▶ **Challenge**:
Repeat the material in full. Keep every line exactly as it is.

## START Input records

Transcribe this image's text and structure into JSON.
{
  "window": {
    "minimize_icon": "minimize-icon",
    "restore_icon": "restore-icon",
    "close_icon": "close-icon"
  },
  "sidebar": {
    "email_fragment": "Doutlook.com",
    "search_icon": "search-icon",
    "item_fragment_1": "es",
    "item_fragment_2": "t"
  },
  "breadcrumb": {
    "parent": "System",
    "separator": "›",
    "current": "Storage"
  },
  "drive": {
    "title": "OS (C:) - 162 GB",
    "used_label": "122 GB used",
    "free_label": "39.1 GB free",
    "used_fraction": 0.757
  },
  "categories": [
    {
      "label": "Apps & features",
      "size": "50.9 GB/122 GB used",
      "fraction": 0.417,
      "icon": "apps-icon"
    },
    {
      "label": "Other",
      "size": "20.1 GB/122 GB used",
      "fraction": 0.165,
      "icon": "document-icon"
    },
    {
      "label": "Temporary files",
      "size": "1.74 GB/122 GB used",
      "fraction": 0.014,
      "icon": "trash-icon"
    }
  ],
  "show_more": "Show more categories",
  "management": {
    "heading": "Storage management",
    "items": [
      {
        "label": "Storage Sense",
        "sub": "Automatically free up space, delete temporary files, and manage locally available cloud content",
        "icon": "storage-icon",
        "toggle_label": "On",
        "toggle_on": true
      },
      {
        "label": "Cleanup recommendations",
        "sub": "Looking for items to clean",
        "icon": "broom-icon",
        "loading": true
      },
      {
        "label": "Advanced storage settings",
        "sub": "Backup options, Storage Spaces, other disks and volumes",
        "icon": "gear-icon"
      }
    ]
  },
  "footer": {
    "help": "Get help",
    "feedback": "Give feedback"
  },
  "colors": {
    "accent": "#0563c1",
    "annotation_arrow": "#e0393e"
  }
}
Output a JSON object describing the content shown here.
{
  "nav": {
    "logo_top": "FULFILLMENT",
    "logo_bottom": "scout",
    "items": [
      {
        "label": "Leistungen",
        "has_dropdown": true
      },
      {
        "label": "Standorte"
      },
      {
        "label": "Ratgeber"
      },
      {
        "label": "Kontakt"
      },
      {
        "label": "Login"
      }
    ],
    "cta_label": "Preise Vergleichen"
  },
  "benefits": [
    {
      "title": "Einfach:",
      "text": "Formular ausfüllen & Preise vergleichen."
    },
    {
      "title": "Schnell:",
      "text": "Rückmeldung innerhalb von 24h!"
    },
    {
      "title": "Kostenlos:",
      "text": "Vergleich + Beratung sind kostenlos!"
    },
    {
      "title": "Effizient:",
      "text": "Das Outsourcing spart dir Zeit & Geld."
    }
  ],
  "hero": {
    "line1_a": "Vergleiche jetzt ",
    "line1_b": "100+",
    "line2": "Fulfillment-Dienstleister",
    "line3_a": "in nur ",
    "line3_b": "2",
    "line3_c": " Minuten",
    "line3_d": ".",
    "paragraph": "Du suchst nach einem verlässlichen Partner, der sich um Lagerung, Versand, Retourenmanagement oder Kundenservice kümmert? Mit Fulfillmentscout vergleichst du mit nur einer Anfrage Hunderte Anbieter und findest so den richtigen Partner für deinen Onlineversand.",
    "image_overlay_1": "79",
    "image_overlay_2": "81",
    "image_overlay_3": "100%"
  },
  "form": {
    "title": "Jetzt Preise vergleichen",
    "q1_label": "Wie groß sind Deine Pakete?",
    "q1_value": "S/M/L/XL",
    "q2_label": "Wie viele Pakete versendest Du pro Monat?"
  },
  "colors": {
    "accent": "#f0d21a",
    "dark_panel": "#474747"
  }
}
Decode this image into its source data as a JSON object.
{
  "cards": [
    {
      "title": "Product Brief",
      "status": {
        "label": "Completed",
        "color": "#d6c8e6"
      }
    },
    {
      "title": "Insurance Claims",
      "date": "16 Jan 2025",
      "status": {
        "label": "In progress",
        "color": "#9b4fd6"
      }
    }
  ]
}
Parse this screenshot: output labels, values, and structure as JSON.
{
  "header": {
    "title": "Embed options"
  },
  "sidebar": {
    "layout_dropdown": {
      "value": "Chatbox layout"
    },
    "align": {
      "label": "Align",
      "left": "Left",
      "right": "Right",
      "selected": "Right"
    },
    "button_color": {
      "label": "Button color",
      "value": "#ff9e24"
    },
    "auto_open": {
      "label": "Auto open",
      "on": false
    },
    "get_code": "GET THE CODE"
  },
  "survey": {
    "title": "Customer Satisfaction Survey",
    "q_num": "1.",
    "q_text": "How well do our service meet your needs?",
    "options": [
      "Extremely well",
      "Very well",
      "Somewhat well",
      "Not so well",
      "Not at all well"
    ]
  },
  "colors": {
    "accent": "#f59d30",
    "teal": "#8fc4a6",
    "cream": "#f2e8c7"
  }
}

## END Input records

▶ **Task output**:
Transcribe this image's text and structure into JSON.
{
  "window": {
    "minimize_icon": "minimize-icon",
    "restore_icon": "restore-icon",
    "close_icon": "close-icon"
  },
  "sidebar": {
    "email_fragment": "Doutlook.com",
    "search_icon": "search-icon",
    "item_fragment_1": "es",
    "item_fragment_2": "t"
  },
  "breadcrumb": {
    "parent": "System",
    "separator": "›",
    "current": "Storage"
  },
  "drive": {
    "title": "OS (C:) - 162 GB",
    "used_label": "122 GB used",
    "free_label": "39.1 GB free",
    "used_fraction": 0.757
  },
  "categories": [
    {
      "label": "Apps & features",
      "size": "50.9 GB/122 GB used",
      "fraction": 0.417,
      "icon": "apps-icon"
    },
    {
      "label": "Other",
      "size": "20.1 GB/122 GB used",
      "fraction": 0.165,
      "icon": "document-icon"
    },
    {
      "label": "Temporary files",
      "size": "1.74 GB/122 GB used",
      "fraction": 0.014,
      "icon": "trash-icon"
    }
  ],
  "show_more": "Show more categories",
  "management": {
    "heading": "Storage management",
    "items": [
      {
        "label": "Storage Sense",
        "sub": "Automatically free up space, delete temporary files, and manage locally available cloud content",
        "icon": "storage-icon",
        "toggle_label": "On",
        "toggle_on": true
      },
      {
        "label": "Cleanup recommendations",
        "sub": "Looking for items to clean",
        "icon": "broom-icon",
        "loading": true
      },
      {
        "label": "Advanced storage settings",
        "sub": "Backup options, Storage Spaces, other disks and volumes",
        "icon": "gear-icon"
      }
    ]
  },
  "footer": {
    "help": "Get help",
    "feedback": "Give feedback"
  },
  "colors": {
    "accent": "#0563c1",
    "annotation_arrow": "#e0393e"
  }
}
Output a JSON object describing the content shown here.
{
  "nav": {
    "logo_top": "FULFILLMENT",
    "logo_bottom": "scout",
    "items": [
      {
        "label": "Leistungen",
        "has_dropdown": true
      },
      {
        "label": "Standorte"
      },
      {
        "label": "Ratgeber"
      },
      {
        "label": "Kontakt"
      },
      {
        "label": "Login"
      }
    ],
    "cta_label": "Preise Vergleichen"
  },
  "benefits": [
    {
      "title": "Einfach:",
      "text": "Formular ausfüllen & Preise vergleichen."
    },
    {
      "title": "Schnell:",
      "text": "Rückmeldung innerhalb von 24h!"
    },
    {
      "title": "Kostenlos:",
      "text": "Vergleich + Beratung sind kostenlos!"
    },
    {
      "title": "Effizient:",
      "text": "Das Outsourcing spart dir Zeit & Geld."
    }
  ],
  "hero": {
    "line1_a": "Vergleiche jetzt ",
    "line1_b": "100+",
    "line2": "Fulfillment-Dienstleister",
    "line3_a": "in nur ",
    "line3_b": "2",
    "line3_c": " Minuten",
    "line3_d": ".",
    "paragraph": "Du suchst nach einem verlässlichen Partner, der sich um Lagerung, Versand, Retourenmanagement oder Kundenservice kümmert? Mit Fulfillmentscout vergleichst du mit nur einer Anfrage Hunderte Anbieter und findest so den richtigen Partner für deinen Onlineversand.",
    "image_overlay_1": "79",
    "image_overlay_2": "81",
    "image_overlay_3": "100%"
  },
  "form": {
    "title": "Jetzt Preise vergleichen",
    "q1_label": "Wie groß sind Deine Pakete?",
    "q1_value": "S/M/L/XL",
    "q2_label": "Wie viele Pakete versendest Du pro Monat?"
  },
  "colors": {
    "accent": "#f0d21a",
    "dark_panel": "#474747"
  }
}
Decode this image into its source data as a JSON object.
{
  "cards": [
    {
      "title": "Product Brief",
      "status": {
        "label": "Completed",
        "color": "#d6c8e6"
      }
    },
    {
      "title": "Insurance Claims",
      "date": "16 Jan 2025",
      "status": {
        "label": "In progress",
        "color": "#9b4fd6"
      }
    }
  ]
}
Parse this screenshot: output labels, values, and structure as JSON.
{
  "header": {
    "title": "Embed options"
  },
  "sidebar": {
    "layout_dropdown": {
      "value": "Chatbox layout"
    },
    "align": {
      "label": "Align",
      "left": "Left",
      "right": "Right",
      "selected": "Right"
    },
    "button_color": {
      "label": "Button color",
      "value": "#ff9e24"
    },
    "auto_open": {
      "label": "Auto open",
      "on": false
    },
    "get_code": "GET THE CODE"
  },
  "survey": {
    "title": "Customer Satisfaction Survey",
    "q_num": "1.",
    "q_text": "How well do our service meet your needs?",
    "options": [
      "Extremely well",
      "Very well",
      "Somewhat well",
      "Not so well",
      "Not at all well"
    ]
  },
  "colors": {
    "accent": "#f59d30",
    "teal": "#8fc4a6",
    "cream": "#f2e8c7"
  }
}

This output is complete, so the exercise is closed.